==== Stored records ====

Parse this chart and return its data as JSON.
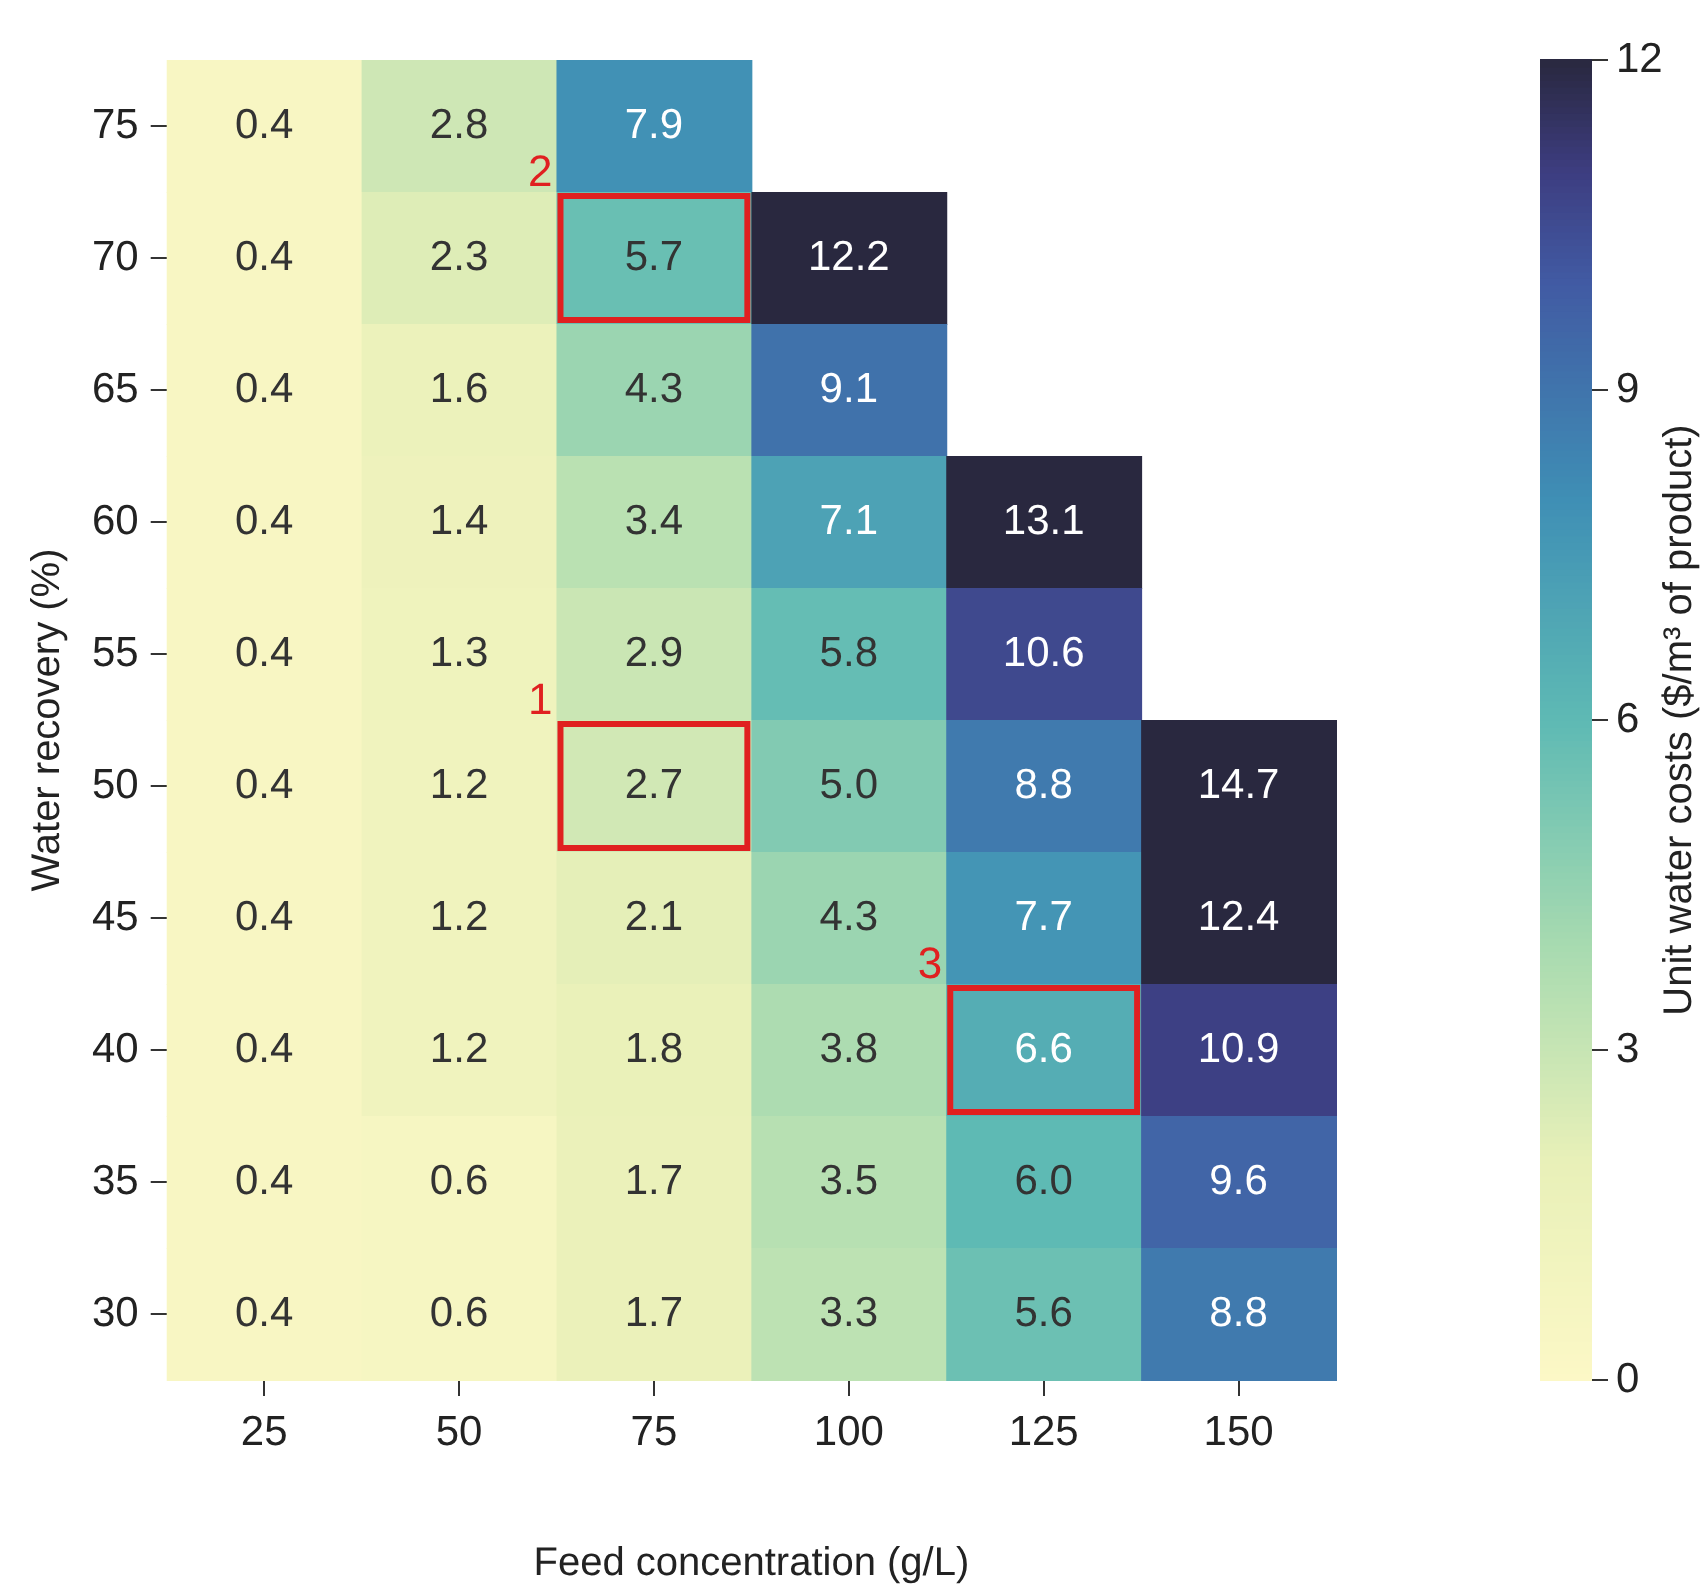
{
  "chart_data": {
    "type": "heatmap",
    "xlabel": "Feed concentration (g/L)",
    "ylabel": "Water recovery (%)",
    "clabel": "Unit water costs ($/m³ of product)",
    "categories": [
      "25",
      "50",
      "75",
      "100",
      "125",
      "150"
    ],
    "y_categories": [
      "75",
      "70",
      "65",
      "60",
      "55",
      "50",
      "45",
      "40",
      "35",
      "30"
    ],
    "cells": [
      [
        0.4,
        2.8,
        7.9,
        null,
        null,
        null
      ],
      [
        0.4,
        2.3,
        5.7,
        12.2,
        null,
        null
      ],
      [
        0.4,
        1.6,
        4.3,
        9.1,
        null,
        null
      ],
      [
        0.4,
        1.4,
        3.4,
        7.1,
        13.1,
        null
      ],
      [
        0.4,
        1.3,
        2.9,
        5.8,
        10.6,
        null
      ],
      [
        0.4,
        1.2,
        2.7,
        5.0,
        8.8,
        14.7
      ],
      [
        0.4,
        1.2,
        2.1,
        4.3,
        7.7,
        12.4
      ],
      [
        0.4,
        1.2,
        1.8,
        3.8,
        6.6,
        10.9
      ],
      [
        0.4,
        0.6,
        1.7,
        3.5,
        6.0,
        9.6
      ],
      [
        0.4,
        0.6,
        1.7,
        3.3,
        5.6,
        8.8
      ]
    ],
    "cell_labels": [
      [
        "0.4",
        "2.8",
        "7.9",
        null,
        null,
        null
      ],
      [
        "0.4",
        "2.3",
        "5.7",
        "12.2",
        null,
        null
      ],
      [
        "0.4",
        "1.6",
        "4.3",
        "9.1",
        null,
        null
      ],
      [
        "0.4",
        "1.4",
        "3.4",
        "7.1",
        "13.1",
        null
      ],
      [
        "0.4",
        "1.3",
        "2.9",
        "5.8",
        "10.6",
        null
      ],
      [
        "0.4",
        "1.2",
        "2.7",
        "5.0",
        "8.8",
        "14.7"
      ],
      [
        "0.4",
        "1.2",
        "2.1",
        "4.3",
        "7.7",
        "12.4"
      ],
      [
        "0.4",
        "1.2",
        "1.8",
        "3.8",
        "6.6",
        "10.9"
      ],
      [
        "0.4",
        "0.6",
        "1.7",
        "3.5",
        "6.0",
        "9.6"
      ],
      [
        "0.4",
        "0.6",
        "1.7",
        "3.3",
        "5.6",
        "8.8"
      ]
    ],
    "clim": [
      0,
      12
    ],
    "cticks": [
      0,
      3,
      6,
      9,
      12
    ],
    "annotations": [
      "1",
      "2",
      "3"
    ]
  }
}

====

▶ _Problem statement_
Your task is to repeat the data above exactly while excluding the pictures.

▶ _Result of this exercise_
Parse this chart and return its data as JSON.
{
  "chart_data": {
    "type": "heatmap",
    "xlabel": "Feed concentration (g/L)",
    "ylabel": "Water recovery (%)",
    "clabel": "Unit water costs ($/m³ of product)",
    "categories": [
      "25",
      "50",
      "75",
      "100",
      "125",
      "150"
    ],
    "y_categories": [
      "75",
      "70",
      "65",
      "60",
      "55",
      "50",
      "45",
      "40",
      "35",
      "30"
    ],
    "cells": [
      [
        0.4,
        2.8,
        7.9,
        null,
        null,
        null
      ],
      [
        0.4,
        2.3,
        5.7,
        12.2,
        null,
        null
      ],
      [
        0.4,
        1.6,
        4.3,
        9.1,
        null,
        null
      ],
      [
        0.4,
        1.4,
        3.4,
        7.1,
        13.1,
        null
      ],
      [
        0.4,
        1.3,
        2.9,
        5.8,
        10.6,
        null
      ],
      [
        0.4,
        1.2,
        2.7,
        5.0,
        8.8,
        14.7
      ],
      [
        0.4,
        1.2,
        2.1,
        4.3,
        7.7,
        12.4
      ],
      [
        0.4,
        1.2,
        1.8,
        3.8,
        6.6,
        10.9
      ],
      [
        0.4,
        0.6,
        1.7,
        3.5,
        6.0,
        9.6
      ],
      [
        0.4,
        0.6,
        1.7,
        3.3,
        5.6,
        8.8
      ]
    ],
    "cell_labels": [
      [
        "0.4",
        "2.8",
        "7.9",
        null,
        null,
        null
      ],
      [
        "0.4",
        "2.3",
        "5.7",
        "12.2",
        null,
        null
      ],
      [
        "0.4",
        "1.6",
        "4.3",
        "9.1",
        null,
        null
      ],
      [
        "0.4",
        "1.4",
        "3.4",
        "7.1",
        "13.1",
        null
      ],
      [
        "0.4",
        "1.3",
        "2.9",
        "5.8",
        "10.6",
        null
      ],
      [
        "0.4",
        "1.2",
        "2.7",
        "5.0",
        "8.8",
        "14.7"
      ],
      [
        "0.4",
        "1.2",
        "2.1",
        "4.3",
        "7.7",
        "12.4"
      ],
      [
        "0.4",
        "1.2",
        "1.8",
        "3.8",
        "6.6",
        "10.9"
      ],
      [
        "0.4",
        "0.6",
        "1.7",
        "3.5",
        "6.0",
        "9.6"
      ],
      [
        "0.4",
        "0.6",
        "1.7",
        "3.3",
        "5.6",
        "8.8"
      ]
    ],
    "clim": [
      0,
      12
    ],
    "cticks": [
      0,
      3,
      6,
      9,
      12
    ],
    "annotations": [
      "1",
      "2",
      "3"
    ]
  }
}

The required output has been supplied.